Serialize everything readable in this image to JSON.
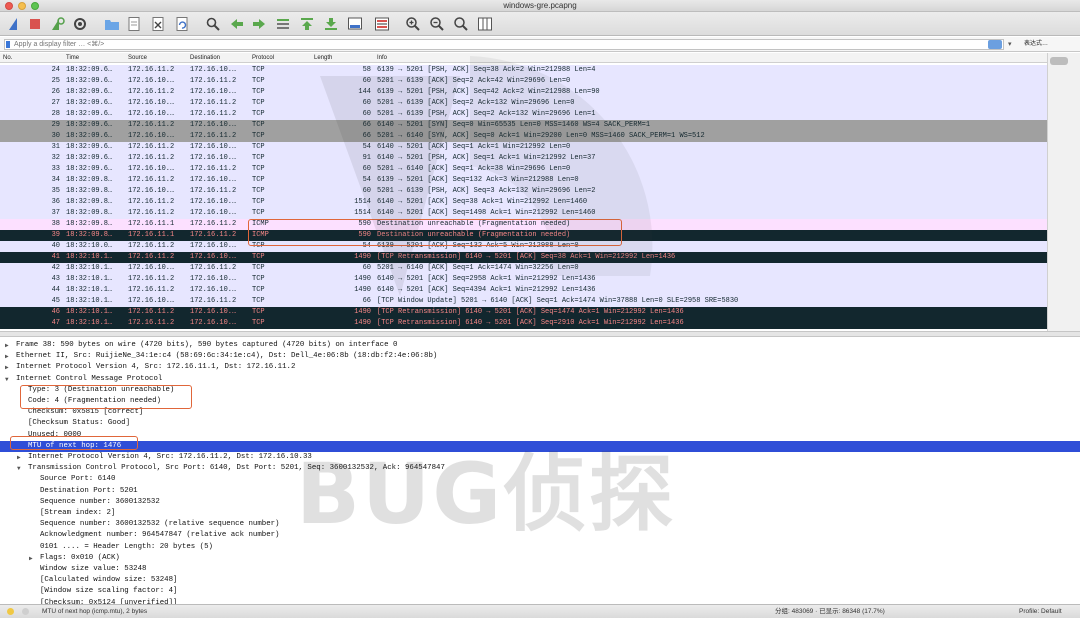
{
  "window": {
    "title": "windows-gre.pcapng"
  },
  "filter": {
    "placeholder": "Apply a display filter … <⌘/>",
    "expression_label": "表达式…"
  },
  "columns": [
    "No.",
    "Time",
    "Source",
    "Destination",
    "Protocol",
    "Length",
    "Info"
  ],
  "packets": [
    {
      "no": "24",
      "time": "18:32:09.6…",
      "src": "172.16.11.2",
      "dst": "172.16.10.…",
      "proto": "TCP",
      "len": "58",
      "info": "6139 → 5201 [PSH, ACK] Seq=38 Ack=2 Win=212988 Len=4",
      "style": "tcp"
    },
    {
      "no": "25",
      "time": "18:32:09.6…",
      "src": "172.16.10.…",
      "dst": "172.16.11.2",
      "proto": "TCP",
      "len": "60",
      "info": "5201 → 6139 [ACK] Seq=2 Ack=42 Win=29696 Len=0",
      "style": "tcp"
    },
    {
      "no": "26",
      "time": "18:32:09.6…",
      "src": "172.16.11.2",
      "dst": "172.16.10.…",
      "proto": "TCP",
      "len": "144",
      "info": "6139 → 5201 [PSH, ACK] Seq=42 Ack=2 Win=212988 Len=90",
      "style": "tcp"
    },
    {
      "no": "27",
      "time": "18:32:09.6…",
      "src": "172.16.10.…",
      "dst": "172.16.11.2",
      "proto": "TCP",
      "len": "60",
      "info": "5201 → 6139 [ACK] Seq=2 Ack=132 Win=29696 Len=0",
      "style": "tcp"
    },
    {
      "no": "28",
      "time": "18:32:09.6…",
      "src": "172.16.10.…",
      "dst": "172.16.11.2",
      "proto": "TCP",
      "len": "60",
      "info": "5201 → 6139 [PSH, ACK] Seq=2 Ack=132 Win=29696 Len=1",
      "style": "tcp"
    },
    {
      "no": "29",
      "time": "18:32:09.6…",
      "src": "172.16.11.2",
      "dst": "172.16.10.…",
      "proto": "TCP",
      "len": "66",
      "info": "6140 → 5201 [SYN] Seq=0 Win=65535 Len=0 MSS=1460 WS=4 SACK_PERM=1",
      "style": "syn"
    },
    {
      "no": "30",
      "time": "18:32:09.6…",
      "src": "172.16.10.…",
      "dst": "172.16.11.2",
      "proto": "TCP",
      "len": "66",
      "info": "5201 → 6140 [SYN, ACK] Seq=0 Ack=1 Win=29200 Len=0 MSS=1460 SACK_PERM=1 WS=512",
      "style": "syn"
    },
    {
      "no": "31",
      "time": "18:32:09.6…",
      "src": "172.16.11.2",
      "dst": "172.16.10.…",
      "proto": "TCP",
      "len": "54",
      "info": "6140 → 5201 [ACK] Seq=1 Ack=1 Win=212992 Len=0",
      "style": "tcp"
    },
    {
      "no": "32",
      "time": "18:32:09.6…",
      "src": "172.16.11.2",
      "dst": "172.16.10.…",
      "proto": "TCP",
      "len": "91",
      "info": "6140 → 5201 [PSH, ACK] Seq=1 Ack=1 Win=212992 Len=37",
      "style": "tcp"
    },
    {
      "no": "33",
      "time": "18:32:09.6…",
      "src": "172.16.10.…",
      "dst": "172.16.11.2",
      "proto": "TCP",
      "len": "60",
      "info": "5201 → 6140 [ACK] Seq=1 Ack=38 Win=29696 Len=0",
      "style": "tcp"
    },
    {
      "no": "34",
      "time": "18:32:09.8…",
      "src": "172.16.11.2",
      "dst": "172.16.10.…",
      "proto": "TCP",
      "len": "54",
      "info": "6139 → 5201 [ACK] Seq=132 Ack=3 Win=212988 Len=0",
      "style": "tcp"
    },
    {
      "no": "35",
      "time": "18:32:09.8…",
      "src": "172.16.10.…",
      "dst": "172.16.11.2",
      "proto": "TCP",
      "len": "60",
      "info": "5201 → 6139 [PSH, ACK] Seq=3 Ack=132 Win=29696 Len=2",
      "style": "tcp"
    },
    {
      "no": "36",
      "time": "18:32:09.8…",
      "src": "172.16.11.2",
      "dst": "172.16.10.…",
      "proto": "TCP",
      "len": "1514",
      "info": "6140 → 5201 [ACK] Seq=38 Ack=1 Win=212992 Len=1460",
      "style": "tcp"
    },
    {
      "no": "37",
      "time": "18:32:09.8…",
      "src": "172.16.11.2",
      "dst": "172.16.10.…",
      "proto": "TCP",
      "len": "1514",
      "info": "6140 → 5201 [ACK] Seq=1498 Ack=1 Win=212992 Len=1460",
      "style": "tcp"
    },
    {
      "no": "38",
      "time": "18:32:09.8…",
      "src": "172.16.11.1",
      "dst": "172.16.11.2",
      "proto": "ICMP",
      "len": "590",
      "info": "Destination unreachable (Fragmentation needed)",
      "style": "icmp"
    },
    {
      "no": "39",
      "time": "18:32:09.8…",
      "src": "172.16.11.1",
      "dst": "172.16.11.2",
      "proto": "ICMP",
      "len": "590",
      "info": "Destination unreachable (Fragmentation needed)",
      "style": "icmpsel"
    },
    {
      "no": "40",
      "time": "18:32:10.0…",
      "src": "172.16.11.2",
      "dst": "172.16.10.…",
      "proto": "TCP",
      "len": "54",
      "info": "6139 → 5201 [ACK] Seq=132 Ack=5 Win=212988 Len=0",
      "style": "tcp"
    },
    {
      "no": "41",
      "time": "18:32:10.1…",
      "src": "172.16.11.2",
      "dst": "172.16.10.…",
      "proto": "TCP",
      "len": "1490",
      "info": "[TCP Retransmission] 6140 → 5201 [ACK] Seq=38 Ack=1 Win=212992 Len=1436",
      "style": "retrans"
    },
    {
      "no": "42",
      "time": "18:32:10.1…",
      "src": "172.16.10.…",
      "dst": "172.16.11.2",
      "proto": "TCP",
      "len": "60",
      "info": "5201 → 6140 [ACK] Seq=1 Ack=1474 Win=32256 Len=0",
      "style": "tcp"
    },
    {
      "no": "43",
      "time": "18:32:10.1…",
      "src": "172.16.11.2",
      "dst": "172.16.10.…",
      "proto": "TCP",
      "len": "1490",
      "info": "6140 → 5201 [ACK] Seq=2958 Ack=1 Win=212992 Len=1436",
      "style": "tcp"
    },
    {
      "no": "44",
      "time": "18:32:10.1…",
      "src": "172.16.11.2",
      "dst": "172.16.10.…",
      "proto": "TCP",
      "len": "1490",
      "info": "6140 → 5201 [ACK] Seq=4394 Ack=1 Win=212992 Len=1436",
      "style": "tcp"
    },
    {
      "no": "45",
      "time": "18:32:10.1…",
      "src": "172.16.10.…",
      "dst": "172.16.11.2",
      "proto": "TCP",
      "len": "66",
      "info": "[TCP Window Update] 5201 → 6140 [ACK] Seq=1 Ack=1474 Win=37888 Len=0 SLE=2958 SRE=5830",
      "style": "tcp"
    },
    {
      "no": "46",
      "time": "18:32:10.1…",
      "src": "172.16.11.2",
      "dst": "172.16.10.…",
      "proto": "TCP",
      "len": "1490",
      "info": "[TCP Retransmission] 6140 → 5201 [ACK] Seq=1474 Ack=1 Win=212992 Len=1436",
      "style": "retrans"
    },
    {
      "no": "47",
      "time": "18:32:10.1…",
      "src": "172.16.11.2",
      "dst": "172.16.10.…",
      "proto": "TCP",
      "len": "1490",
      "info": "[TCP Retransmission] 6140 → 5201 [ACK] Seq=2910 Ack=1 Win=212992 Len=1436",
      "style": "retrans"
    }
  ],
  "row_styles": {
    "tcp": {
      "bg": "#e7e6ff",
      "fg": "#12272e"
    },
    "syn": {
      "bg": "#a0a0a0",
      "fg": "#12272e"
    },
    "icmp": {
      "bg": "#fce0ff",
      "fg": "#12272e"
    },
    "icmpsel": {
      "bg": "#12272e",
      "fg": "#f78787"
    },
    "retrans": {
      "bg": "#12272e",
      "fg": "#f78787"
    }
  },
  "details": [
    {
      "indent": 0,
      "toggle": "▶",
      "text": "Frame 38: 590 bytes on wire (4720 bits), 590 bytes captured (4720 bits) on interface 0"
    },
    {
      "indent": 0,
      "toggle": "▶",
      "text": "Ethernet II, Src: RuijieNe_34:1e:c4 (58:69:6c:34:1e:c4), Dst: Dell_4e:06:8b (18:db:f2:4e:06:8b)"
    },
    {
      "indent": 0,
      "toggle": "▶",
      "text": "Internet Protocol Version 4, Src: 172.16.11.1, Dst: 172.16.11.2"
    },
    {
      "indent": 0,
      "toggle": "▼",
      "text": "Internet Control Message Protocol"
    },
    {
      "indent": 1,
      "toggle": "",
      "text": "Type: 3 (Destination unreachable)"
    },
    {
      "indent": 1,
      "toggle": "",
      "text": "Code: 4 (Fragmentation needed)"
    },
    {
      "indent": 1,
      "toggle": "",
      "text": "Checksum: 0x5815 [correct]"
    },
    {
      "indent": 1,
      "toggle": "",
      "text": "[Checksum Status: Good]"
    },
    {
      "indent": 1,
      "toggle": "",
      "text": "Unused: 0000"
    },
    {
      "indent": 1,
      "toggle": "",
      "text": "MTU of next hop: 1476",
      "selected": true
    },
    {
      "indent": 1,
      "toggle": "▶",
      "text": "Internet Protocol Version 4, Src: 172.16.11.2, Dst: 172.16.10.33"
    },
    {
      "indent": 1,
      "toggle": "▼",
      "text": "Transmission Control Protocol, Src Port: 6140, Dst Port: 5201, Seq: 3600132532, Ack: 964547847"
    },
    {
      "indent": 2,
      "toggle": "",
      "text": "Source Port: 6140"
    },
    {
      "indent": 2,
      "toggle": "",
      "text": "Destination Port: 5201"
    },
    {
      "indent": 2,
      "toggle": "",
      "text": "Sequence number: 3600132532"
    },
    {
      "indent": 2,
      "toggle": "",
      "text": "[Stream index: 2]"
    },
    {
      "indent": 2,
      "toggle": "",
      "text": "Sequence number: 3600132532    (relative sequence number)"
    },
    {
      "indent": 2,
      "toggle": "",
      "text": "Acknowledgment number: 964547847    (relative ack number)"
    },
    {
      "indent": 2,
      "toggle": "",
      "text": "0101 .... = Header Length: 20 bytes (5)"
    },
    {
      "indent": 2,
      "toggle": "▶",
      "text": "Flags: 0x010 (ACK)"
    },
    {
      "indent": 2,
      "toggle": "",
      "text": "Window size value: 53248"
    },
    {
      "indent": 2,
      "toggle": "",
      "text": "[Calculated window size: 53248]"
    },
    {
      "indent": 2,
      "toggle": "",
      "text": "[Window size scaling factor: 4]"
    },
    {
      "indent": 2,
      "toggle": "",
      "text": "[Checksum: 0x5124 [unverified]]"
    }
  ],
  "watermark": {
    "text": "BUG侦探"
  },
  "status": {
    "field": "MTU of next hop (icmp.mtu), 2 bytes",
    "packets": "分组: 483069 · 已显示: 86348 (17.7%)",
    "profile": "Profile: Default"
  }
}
_ _ _
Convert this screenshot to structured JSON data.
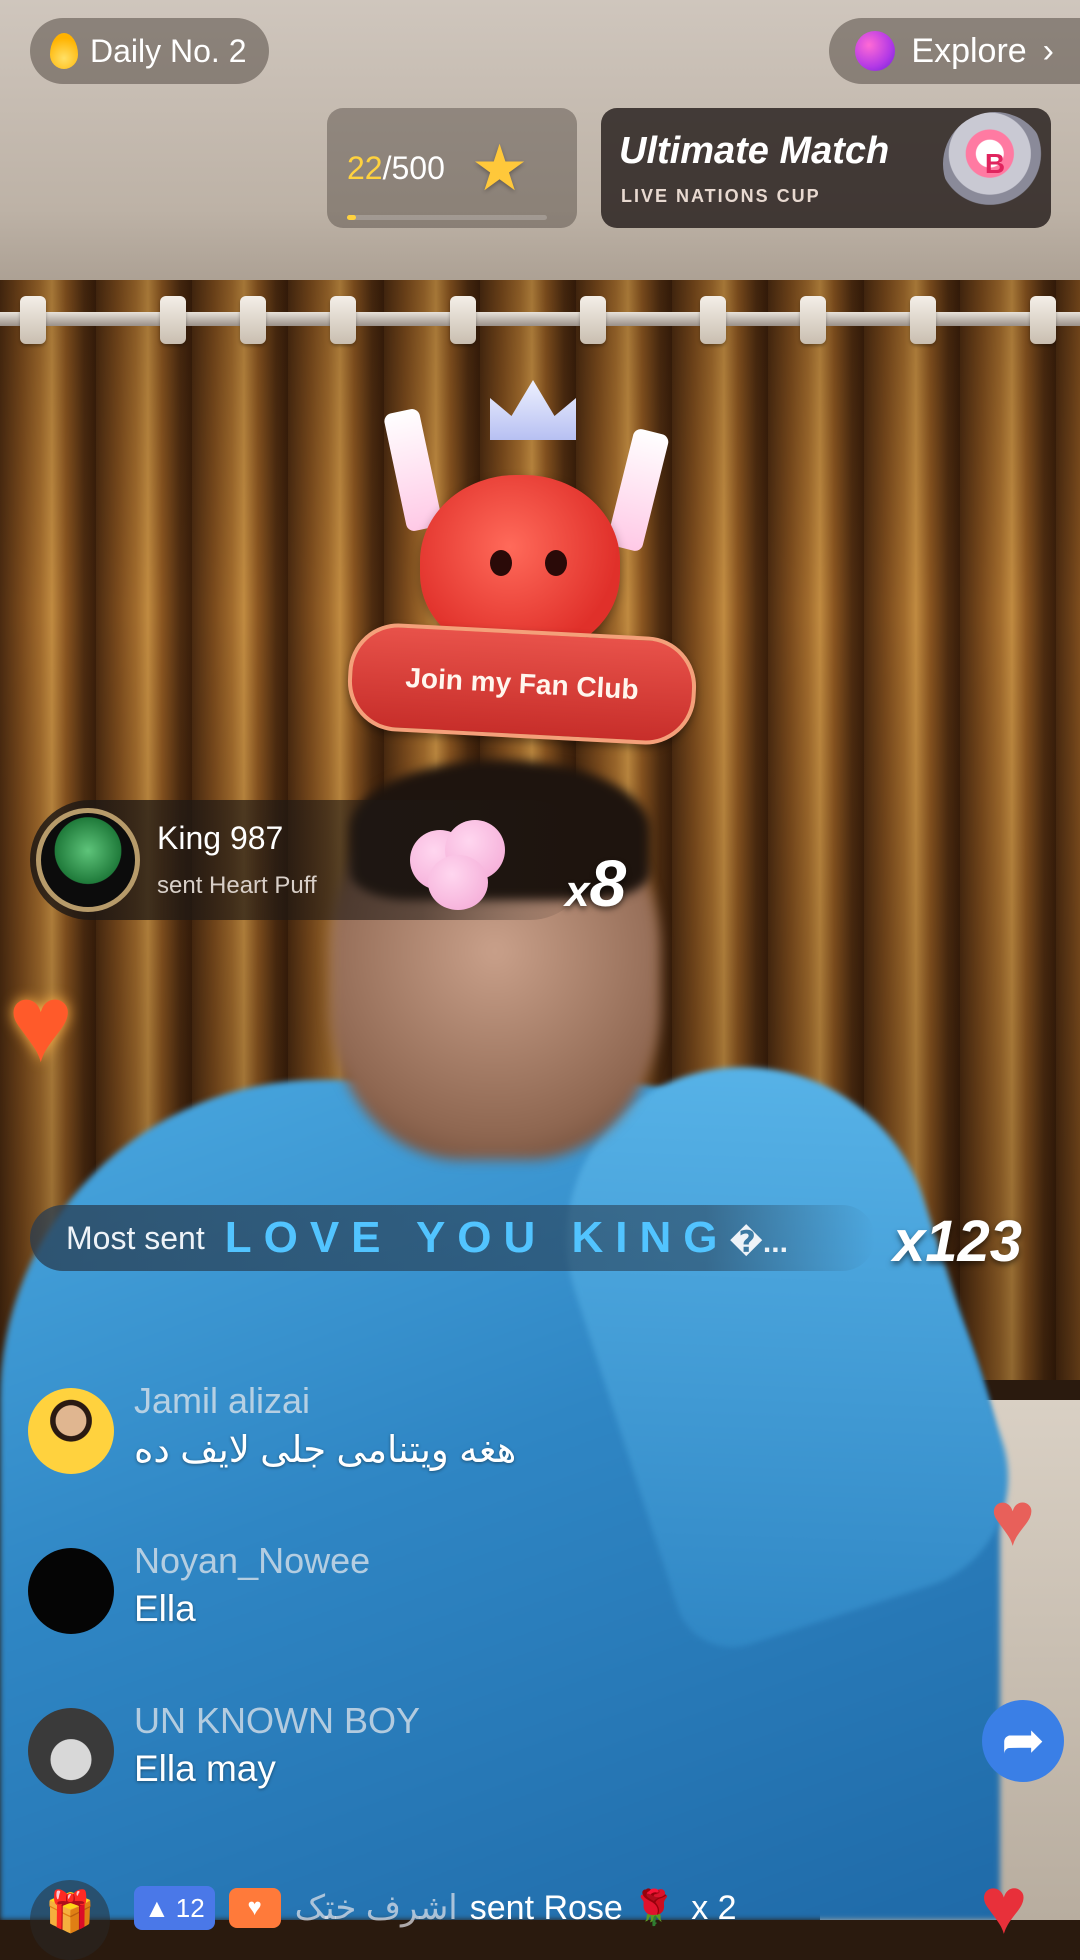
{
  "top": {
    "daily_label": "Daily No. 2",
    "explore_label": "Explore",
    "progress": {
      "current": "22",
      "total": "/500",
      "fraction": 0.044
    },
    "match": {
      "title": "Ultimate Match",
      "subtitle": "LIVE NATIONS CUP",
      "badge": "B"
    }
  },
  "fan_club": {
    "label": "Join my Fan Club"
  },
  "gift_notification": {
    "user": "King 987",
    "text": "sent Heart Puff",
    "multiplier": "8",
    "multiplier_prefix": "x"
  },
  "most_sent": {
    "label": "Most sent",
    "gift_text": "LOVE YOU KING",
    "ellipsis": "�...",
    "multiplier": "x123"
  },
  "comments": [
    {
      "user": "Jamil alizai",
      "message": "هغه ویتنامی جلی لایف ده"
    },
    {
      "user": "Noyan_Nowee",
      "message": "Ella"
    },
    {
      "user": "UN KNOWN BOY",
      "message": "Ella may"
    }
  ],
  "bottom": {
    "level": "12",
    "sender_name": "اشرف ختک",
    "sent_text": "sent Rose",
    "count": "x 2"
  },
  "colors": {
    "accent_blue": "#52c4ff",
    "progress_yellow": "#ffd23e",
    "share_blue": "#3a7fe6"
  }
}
_ _ _
• [What is required] List the lines of the records where "size" occurs.

• [Final answer]
      "text": "Window size value: 53248"
      "text": "[Calculated window size: 53248]"
      "text": "[Window size scaling factor: 4]"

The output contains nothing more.